>> START Record extracts

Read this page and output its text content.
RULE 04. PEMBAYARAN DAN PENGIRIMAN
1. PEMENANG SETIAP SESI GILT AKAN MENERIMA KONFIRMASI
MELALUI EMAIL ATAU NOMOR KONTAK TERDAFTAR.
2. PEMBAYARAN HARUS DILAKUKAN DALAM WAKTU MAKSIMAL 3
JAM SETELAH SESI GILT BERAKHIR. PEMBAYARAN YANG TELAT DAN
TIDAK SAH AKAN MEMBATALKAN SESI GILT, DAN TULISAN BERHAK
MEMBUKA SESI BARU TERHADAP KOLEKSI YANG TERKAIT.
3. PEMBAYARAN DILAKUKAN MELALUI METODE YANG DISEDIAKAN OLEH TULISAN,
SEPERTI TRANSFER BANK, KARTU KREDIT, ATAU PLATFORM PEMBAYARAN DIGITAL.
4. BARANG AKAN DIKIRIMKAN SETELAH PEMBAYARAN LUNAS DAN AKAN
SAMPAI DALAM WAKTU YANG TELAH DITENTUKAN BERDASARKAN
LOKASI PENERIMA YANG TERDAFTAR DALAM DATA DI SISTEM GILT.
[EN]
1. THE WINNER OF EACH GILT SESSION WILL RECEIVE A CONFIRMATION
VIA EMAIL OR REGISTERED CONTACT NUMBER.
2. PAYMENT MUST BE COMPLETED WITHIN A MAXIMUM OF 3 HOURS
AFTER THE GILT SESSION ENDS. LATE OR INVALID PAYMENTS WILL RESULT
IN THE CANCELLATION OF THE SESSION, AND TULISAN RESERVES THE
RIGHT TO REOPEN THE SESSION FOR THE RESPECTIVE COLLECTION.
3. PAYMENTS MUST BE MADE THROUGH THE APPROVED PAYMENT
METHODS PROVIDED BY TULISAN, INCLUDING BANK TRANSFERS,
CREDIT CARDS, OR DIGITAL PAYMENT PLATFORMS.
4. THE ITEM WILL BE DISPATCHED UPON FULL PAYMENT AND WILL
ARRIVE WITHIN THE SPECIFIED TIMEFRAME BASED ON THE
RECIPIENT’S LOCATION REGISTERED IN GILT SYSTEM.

>> END Record extracts

Produce a verbatim transcription of the entries above.

Read this page and output its text content.
RULE 04. PEMBAYARAN DAN PENGIRIMAN
1. PEMENANG SETIAP SESI GILT AKAN MENERIMA KONFIRMASI
MELALUI EMAIL ATAU NOMOR KONTAK TERDAFTAR.
2. PEMBAYARAN HARUS DILAKUKAN DALAM WAKTU MAKSIMAL 3
JAM SETELAH SESI GILT BERAKHIR. PEMBAYARAN YANG TELAT DAN
TIDAK SAH AKAN MEMBATALKAN SESI GILT, DAN TULISAN BERHAK
MEMBUKA SESI BARU TERHADAP KOLEKSI YANG TERKAIT.
3. PEMBAYARAN DILAKUKAN MELALUI METODE YANG DISEDIAKAN OLEH TULISAN,
SEPERTI TRANSFER BANK, KARTU KREDIT, ATAU PLATFORM PEMBAYARAN DIGITAL.
4. BARANG AKAN DIKIRIMKAN SETELAH PEMBAYARAN LUNAS DAN AKAN
SAMPAI DALAM WAKTU YANG TELAH DITENTUKAN BERDASARKAN
LOKASI PENERIMA YANG TERDAFTAR DALAM DATA DI SISTEM GILT.
[EN]
1. THE WINNER OF EACH GILT SESSION WILL RECEIVE A CONFIRMATION
VIA EMAIL OR REGISTERED CONTACT NUMBER.
2. PAYMENT MUST BE COMPLETED WITHIN A MAXIMUM OF 3 HOURS
AFTER THE GILT SESSION ENDS. LATE OR INVALID PAYMENTS WILL RESULT
IN THE CANCELLATION OF THE SESSION, AND TULISAN RESERVES THE
RIGHT TO REOPEN THE SESSION FOR THE RESPECTIVE COLLECTION.
3. PAYMENTS MUST BE MADE THROUGH THE APPROVED PAYMENT
METHODS PROVIDED BY TULISAN, INCLUDING BANK TRANSFERS,
CREDIT CARDS, OR DIGITAL PAYMENT PLATFORMS.
4. THE ITEM WILL BE DISPATCHED UPON FULL PAYMENT AND WILL
ARRIVE WITHIN THE SPECIFIED TIMEFRAME BASED ON THE
RECIPIENT’S LOCATION REGISTERED IN GILT SYSTEM.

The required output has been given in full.